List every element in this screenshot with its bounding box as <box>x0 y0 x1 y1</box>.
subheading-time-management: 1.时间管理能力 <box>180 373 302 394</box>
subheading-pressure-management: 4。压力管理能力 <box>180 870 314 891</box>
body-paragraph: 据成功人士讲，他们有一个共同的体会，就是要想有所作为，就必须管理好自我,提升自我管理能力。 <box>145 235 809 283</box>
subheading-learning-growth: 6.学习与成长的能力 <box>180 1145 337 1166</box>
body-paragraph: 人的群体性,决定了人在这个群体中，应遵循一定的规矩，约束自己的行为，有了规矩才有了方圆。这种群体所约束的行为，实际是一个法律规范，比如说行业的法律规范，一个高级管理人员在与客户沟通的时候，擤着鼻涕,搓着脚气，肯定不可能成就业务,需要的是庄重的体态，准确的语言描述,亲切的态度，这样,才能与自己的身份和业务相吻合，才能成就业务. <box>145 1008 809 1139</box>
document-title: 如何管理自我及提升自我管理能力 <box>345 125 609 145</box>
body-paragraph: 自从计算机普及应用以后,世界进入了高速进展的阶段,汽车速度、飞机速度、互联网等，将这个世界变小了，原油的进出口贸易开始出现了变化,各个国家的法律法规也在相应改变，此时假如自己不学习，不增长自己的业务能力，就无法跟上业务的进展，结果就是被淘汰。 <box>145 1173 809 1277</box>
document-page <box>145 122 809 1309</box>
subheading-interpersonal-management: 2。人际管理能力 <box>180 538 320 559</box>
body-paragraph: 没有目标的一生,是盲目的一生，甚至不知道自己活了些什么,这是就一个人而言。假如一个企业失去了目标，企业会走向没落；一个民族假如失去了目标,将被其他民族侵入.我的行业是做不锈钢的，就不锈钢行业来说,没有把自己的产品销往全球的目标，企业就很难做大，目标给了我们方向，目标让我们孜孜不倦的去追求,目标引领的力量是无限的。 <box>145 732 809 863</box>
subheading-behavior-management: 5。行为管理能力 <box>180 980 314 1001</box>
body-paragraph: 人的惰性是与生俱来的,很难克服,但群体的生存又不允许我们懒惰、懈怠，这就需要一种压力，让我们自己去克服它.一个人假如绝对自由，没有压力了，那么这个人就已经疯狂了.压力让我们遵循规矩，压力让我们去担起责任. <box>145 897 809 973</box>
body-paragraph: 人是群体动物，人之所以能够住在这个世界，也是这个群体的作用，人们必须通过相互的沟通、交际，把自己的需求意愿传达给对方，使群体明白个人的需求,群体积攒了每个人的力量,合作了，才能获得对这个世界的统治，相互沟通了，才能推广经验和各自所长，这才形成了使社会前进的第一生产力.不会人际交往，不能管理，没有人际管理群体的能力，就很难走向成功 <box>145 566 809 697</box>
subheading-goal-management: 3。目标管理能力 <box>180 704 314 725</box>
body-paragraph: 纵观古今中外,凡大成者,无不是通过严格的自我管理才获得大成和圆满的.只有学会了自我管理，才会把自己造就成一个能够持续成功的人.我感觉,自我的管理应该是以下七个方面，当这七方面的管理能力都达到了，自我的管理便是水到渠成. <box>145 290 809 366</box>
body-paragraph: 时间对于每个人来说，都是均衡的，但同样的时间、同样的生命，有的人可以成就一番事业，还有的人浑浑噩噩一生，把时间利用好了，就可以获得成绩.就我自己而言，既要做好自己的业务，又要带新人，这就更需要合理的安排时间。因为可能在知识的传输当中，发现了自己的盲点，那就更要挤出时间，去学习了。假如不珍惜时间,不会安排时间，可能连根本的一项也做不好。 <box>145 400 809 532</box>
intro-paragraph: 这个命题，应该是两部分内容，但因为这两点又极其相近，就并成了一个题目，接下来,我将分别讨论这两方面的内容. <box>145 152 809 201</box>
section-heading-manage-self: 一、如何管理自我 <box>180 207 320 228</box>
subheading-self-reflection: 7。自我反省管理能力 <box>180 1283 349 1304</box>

### TASK DESCRIPTION:
Return every line of the data above verbatim, in the same order and without changes.

### FINISHED EXERCISE:
List every element in this screenshot with its bounding box as <box>x0 y0 x1 y1</box>.
subheading-time-management: 1.时间管理能力 <box>180 373 302 394</box>
subheading-pressure-management: 4。压力管理能力 <box>180 870 314 891</box>
body-paragraph: 据成功人士讲，他们有一个共同的体会，就是要想有所作为，就必须管理好自我,提升自我管理能力。 <box>145 235 809 283</box>
subheading-learning-growth: 6.学习与成长的能力 <box>180 1145 337 1166</box>
body-paragraph: 人的群体性,决定了人在这个群体中，应遵循一定的规矩，约束自己的行为，有了规矩才有了方圆。这种群体所约束的行为，实际是一个法律规范，比如说行业的法律规范，一个高级管理人员在与客户沟通的时候，擤着鼻涕,搓着脚气，肯定不可能成就业务,需要的是庄重的体态，准确的语言描述,亲切的态度，这样,才能与自己的身份和业务相吻合，才能成就业务. <box>145 1008 809 1139</box>
document-title: 如何管理自我及提升自我管理能力 <box>345 125 609 145</box>
body-paragraph: 自从计算机普及应用以后,世界进入了高速进展的阶段,汽车速度、飞机速度、互联网等，将这个世界变小了，原油的进出口贸易开始出现了变化,各个国家的法律法规也在相应改变，此时假如自己不学习，不增长自己的业务能力，就无法跟上业务的进展，结果就是被淘汰。 <box>145 1173 809 1277</box>
document-page <box>145 122 809 1309</box>
subheading-interpersonal-management: 2。人际管理能力 <box>180 538 320 559</box>
body-paragraph: 没有目标的一生,是盲目的一生，甚至不知道自己活了些什么,这是就一个人而言。假如一个企业失去了目标，企业会走向没落；一个民族假如失去了目标,将被其他民族侵入.我的行业是做不锈钢的，就不锈钢行业来说,没有把自己的产品销往全球的目标，企业就很难做大，目标给了我们方向，目标让我们孜孜不倦的去追求,目标引领的力量是无限的。 <box>145 732 809 863</box>
subheading-behavior-management: 5。行为管理能力 <box>180 980 314 1001</box>
body-paragraph: 人的惰性是与生俱来的,很难克服,但群体的生存又不允许我们懒惰、懈怠，这就需要一种压力，让我们自己去克服它.一个人假如绝对自由，没有压力了，那么这个人就已经疯狂了.压力让我们遵循规矩，压力让我们去担起责任. <box>145 897 809 973</box>
body-paragraph: 人是群体动物，人之所以能够住在这个世界，也是这个群体的作用，人们必须通过相互的沟通、交际，把自己的需求意愿传达给对方，使群体明白个人的需求,群体积攒了每个人的力量,合作了，才能获得对这个世界的统治，相互沟通了，才能推广经验和各自所长，这才形成了使社会前进的第一生产力.不会人际交往，不能管理，没有人际管理群体的能力，就很难走向成功 <box>145 566 809 697</box>
subheading-goal-management: 3。目标管理能力 <box>180 704 314 725</box>
body-paragraph: 纵观古今中外,凡大成者,无不是通过严格的自我管理才获得大成和圆满的.只有学会了自我管理，才会把自己造就成一个能够持续成功的人.我感觉,自我的管理应该是以下七个方面，当这七方面的管理能力都达到了，自我的管理便是水到渠成. <box>145 290 809 366</box>
body-paragraph: 时间对于每个人来说，都是均衡的，但同样的时间、同样的生命，有的人可以成就一番事业，还有的人浑浑噩噩一生，把时间利用好了，就可以获得成绩.就我自己而言，既要做好自己的业务，又要带新人，这就更需要合理的安排时间。因为可能在知识的传输当中，发现了自己的盲点，那就更要挤出时间，去学习了。假如不珍惜时间,不会安排时间，可能连根本的一项也做不好。 <box>145 400 809 532</box>
intro-paragraph: 这个命题，应该是两部分内容，但因为这两点又极其相近，就并成了一个题目，接下来,我将分别讨论这两方面的内容. <box>145 152 809 201</box>
section-heading-manage-self: 一、如何管理自我 <box>180 207 320 228</box>
subheading-self-reflection: 7。自我反省管理能力 <box>180 1283 349 1304</box>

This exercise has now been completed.